RECORDS START

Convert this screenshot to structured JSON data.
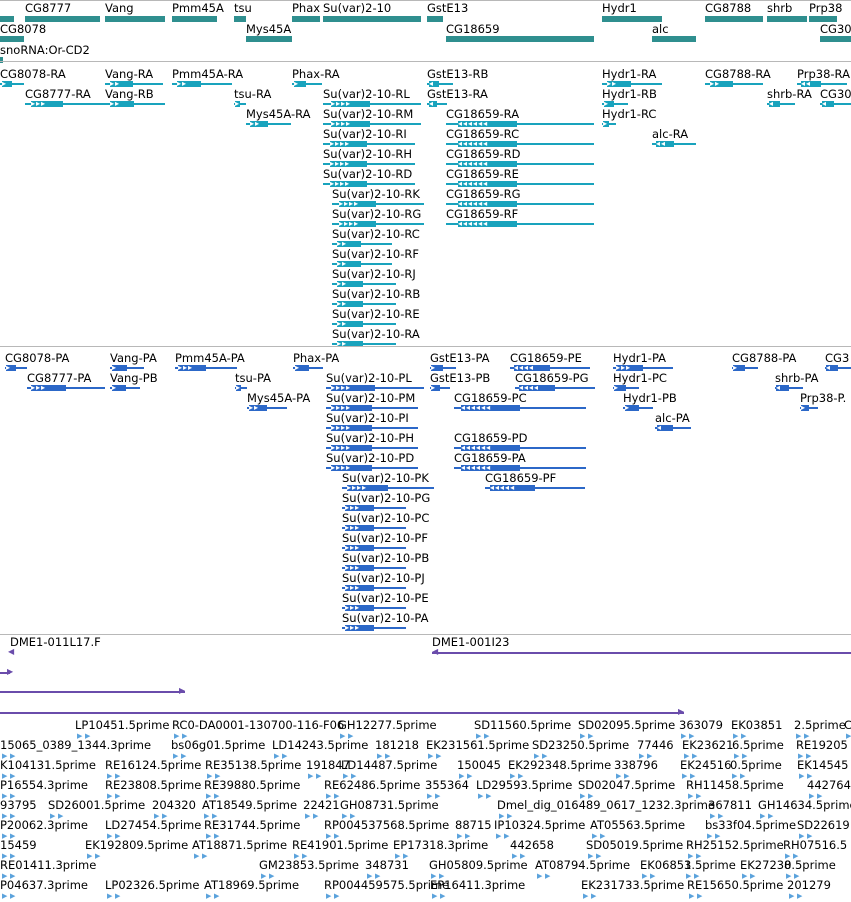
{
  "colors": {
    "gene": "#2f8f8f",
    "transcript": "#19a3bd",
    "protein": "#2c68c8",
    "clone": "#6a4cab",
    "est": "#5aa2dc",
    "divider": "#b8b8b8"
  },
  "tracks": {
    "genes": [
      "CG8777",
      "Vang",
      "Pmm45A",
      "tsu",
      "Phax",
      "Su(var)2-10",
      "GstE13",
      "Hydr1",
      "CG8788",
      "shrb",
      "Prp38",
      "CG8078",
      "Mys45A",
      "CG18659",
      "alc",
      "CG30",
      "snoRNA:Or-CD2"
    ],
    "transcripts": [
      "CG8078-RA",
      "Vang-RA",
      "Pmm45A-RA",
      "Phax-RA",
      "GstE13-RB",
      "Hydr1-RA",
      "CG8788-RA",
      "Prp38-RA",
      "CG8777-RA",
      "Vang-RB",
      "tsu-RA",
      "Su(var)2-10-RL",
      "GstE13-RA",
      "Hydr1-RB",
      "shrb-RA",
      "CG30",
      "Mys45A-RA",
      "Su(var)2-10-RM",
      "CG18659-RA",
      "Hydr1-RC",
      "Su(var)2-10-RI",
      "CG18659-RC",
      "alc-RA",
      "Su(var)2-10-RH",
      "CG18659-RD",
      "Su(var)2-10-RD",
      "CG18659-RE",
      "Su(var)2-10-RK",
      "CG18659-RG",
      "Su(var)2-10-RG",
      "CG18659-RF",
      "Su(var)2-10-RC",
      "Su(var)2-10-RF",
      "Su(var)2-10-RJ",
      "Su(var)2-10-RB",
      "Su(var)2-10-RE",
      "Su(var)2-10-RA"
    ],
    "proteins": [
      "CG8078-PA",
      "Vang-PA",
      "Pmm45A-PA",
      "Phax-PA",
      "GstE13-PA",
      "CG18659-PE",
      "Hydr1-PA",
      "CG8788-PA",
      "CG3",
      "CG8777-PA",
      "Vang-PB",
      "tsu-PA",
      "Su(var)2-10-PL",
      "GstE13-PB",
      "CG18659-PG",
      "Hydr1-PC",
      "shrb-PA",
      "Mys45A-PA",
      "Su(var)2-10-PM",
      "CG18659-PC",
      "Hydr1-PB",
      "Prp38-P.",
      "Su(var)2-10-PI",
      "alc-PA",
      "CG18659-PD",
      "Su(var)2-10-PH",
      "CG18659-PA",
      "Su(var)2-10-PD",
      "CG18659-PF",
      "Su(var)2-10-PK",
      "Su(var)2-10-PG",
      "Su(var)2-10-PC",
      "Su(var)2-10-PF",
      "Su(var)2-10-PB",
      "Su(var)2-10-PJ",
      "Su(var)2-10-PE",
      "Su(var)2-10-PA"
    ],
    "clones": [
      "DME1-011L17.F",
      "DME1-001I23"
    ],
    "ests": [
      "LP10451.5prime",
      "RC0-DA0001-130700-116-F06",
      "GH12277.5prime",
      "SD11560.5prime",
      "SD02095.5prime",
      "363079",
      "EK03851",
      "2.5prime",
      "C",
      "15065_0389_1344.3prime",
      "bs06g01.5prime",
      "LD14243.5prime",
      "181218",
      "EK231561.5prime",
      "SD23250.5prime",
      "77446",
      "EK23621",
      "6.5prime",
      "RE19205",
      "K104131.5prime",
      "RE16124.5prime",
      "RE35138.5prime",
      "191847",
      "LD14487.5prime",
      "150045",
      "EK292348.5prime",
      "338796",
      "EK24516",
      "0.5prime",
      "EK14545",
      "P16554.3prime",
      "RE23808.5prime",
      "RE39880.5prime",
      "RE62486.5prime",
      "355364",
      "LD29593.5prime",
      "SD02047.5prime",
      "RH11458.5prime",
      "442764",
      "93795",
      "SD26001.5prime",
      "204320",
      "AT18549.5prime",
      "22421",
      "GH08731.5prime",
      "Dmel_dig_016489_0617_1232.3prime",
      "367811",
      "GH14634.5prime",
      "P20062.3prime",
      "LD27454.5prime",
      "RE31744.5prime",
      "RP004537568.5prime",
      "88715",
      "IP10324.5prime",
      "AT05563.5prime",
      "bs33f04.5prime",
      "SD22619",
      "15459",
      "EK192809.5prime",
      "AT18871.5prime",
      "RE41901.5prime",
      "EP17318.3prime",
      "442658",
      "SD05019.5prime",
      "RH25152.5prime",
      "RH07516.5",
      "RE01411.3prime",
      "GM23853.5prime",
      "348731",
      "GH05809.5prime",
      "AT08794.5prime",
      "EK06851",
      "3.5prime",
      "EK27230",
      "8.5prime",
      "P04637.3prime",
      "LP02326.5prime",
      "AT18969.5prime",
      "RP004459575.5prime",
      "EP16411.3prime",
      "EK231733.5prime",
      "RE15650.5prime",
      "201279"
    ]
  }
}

RECORDS END
RECORDS START

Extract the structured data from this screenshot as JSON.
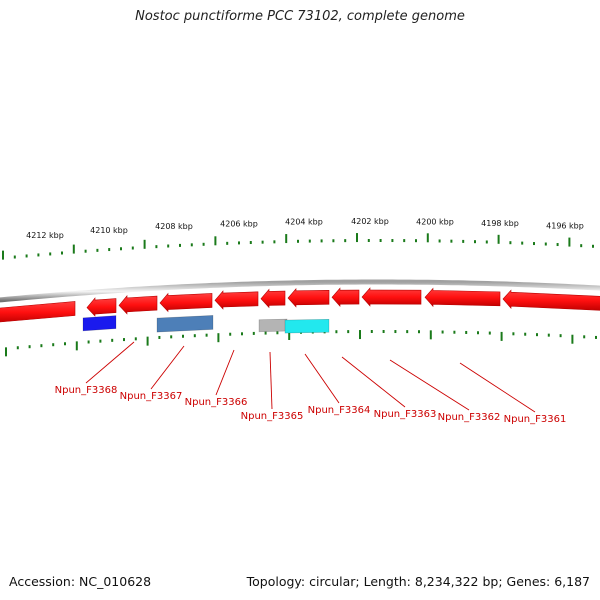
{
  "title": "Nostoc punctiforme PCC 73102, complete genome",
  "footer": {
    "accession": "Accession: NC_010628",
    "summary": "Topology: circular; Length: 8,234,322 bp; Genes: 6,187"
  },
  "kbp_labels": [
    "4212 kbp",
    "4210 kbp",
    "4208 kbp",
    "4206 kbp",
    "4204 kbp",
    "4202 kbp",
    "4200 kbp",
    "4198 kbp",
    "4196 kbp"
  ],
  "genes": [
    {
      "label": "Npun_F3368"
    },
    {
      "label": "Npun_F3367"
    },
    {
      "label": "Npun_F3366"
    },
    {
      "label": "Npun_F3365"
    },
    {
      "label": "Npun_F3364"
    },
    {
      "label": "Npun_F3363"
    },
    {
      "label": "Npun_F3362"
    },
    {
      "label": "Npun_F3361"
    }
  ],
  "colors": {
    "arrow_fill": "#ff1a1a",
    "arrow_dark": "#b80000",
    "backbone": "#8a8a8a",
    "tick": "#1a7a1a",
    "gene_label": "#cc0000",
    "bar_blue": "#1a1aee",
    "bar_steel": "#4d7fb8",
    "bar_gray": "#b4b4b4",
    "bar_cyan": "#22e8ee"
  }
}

RECORDS END

ACTION ITEM
Gather every line from the listing above in which "this" appears, and copy those lines.

SOLUTION
Convert this screenshot to structured JSON data.
Extract the structured data from this screenshot as JSON.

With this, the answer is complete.